→ Exercise prompt:
Go through the listing and set it down exactly, leaving out its pictures.
--- start Supplied records ---
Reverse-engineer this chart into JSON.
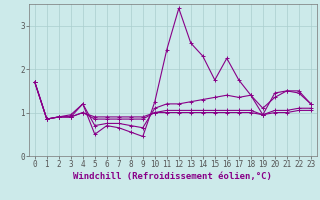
{
  "xlabel": "Windchill (Refroidissement éolien,°C)",
  "background_color": "#cceaea",
  "grid_color": "#aacece",
  "line_color": "#880088",
  "xlim": [
    -0.5,
    23.5
  ],
  "ylim": [
    0,
    3.5
  ],
  "yticks": [
    0,
    1,
    2,
    3
  ],
  "xticks": [
    0,
    1,
    2,
    3,
    4,
    5,
    6,
    7,
    8,
    9,
    10,
    11,
    12,
    13,
    14,
    15,
    16,
    17,
    18,
    19,
    20,
    21,
    22,
    23
  ],
  "series": [
    [
      1.7,
      0.85,
      0.9,
      0.95,
      1.2,
      0.5,
      0.7,
      0.65,
      0.55,
      0.45,
      1.25,
      2.45,
      3.4,
      2.6,
      2.3,
      1.75,
      2.25,
      1.75,
      1.4,
      0.95,
      1.45,
      1.5,
      1.5,
      1.2
    ],
    [
      1.7,
      0.85,
      0.9,
      0.9,
      1.2,
      0.7,
      0.75,
      0.75,
      0.7,
      0.65,
      1.1,
      1.2,
      1.2,
      1.25,
      1.3,
      1.35,
      1.4,
      1.35,
      1.4,
      1.1,
      1.35,
      1.5,
      1.45,
      1.2
    ],
    [
      1.7,
      0.85,
      0.9,
      0.9,
      1.0,
      0.9,
      0.9,
      0.9,
      0.9,
      0.9,
      1.0,
      1.05,
      1.05,
      1.05,
      1.05,
      1.05,
      1.05,
      1.05,
      1.05,
      0.95,
      1.05,
      1.05,
      1.1,
      1.1
    ],
    [
      1.7,
      0.85,
      0.9,
      0.9,
      1.0,
      0.85,
      0.85,
      0.85,
      0.85,
      0.85,
      1.0,
      1.0,
      1.0,
      1.0,
      1.0,
      1.0,
      1.0,
      1.0,
      1.0,
      0.95,
      1.0,
      1.0,
      1.05,
      1.05
    ]
  ],
  "marker": "+",
  "markersize": 3,
  "linewidth": 0.8,
  "tick_fontsize": 5.5,
  "label_fontsize": 6.5
}
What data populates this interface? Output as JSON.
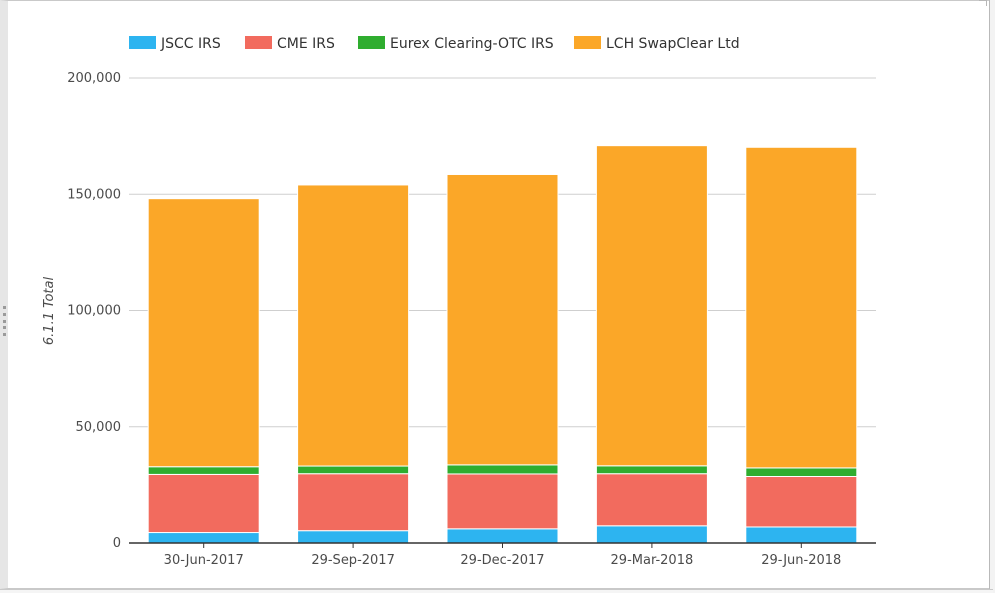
--- end Supplied records ---
→ Solved problem:
Reverse-engineer this chart into JSON.
{
  "xlabel": "Windchill (Refroidissement éolien,°C)",
  "background_color": "#cceaea",
  "grid_color": "#aacece",
  "line_color": "#880088",
  "xlim": [
    -0.5,
    23.5
  ],
  "ylim": [
    0,
    3.5
  ],
  "yticks": [
    0,
    1,
    2,
    3
  ],
  "xticks": [
    0,
    1,
    2,
    3,
    4,
    5,
    6,
    7,
    8,
    9,
    10,
    11,
    12,
    13,
    14,
    15,
    16,
    17,
    18,
    19,
    20,
    21,
    22,
    23
  ],
  "series": [
    [
      1.7,
      0.85,
      0.9,
      0.95,
      1.2,
      0.5,
      0.7,
      0.65,
      0.55,
      0.45,
      1.25,
      2.45,
      3.4,
      2.6,
      2.3,
      1.75,
      2.25,
      1.75,
      1.4,
      0.95,
      1.45,
      1.5,
      1.5,
      1.2
    ],
    [
      1.7,
      0.85,
      0.9,
      0.9,
      1.2,
      0.7,
      0.75,
      0.75,
      0.7,
      0.65,
      1.1,
      1.2,
      1.2,
      1.25,
      1.3,
      1.35,
      1.4,
      1.35,
      1.4,
      1.1,
      1.35,
      1.5,
      1.45,
      1.2
    ],
    [
      1.7,
      0.85,
      0.9,
      0.9,
      1.0,
      0.9,
      0.9,
      0.9,
      0.9,
      0.9,
      1.0,
      1.05,
      1.05,
      1.05,
      1.05,
      1.05,
      1.05,
      1.05,
      1.05,
      0.95,
      1.05,
      1.05,
      1.1,
      1.1
    ],
    [
      1.7,
      0.85,
      0.9,
      0.9,
      1.0,
      0.85,
      0.85,
      0.85,
      0.85,
      0.85,
      1.0,
      1.0,
      1.0,
      1.0,
      1.0,
      1.0,
      1.0,
      1.0,
      1.0,
      0.95,
      1.0,
      1.0,
      1.05,
      1.05
    ]
  ],
  "marker": "+",
  "markersize": 3,
  "linewidth": 0.8,
  "tick_fontsize": 5.5,
  "label_fontsize": 6.5
}
What data populates this interface? Output as JSON.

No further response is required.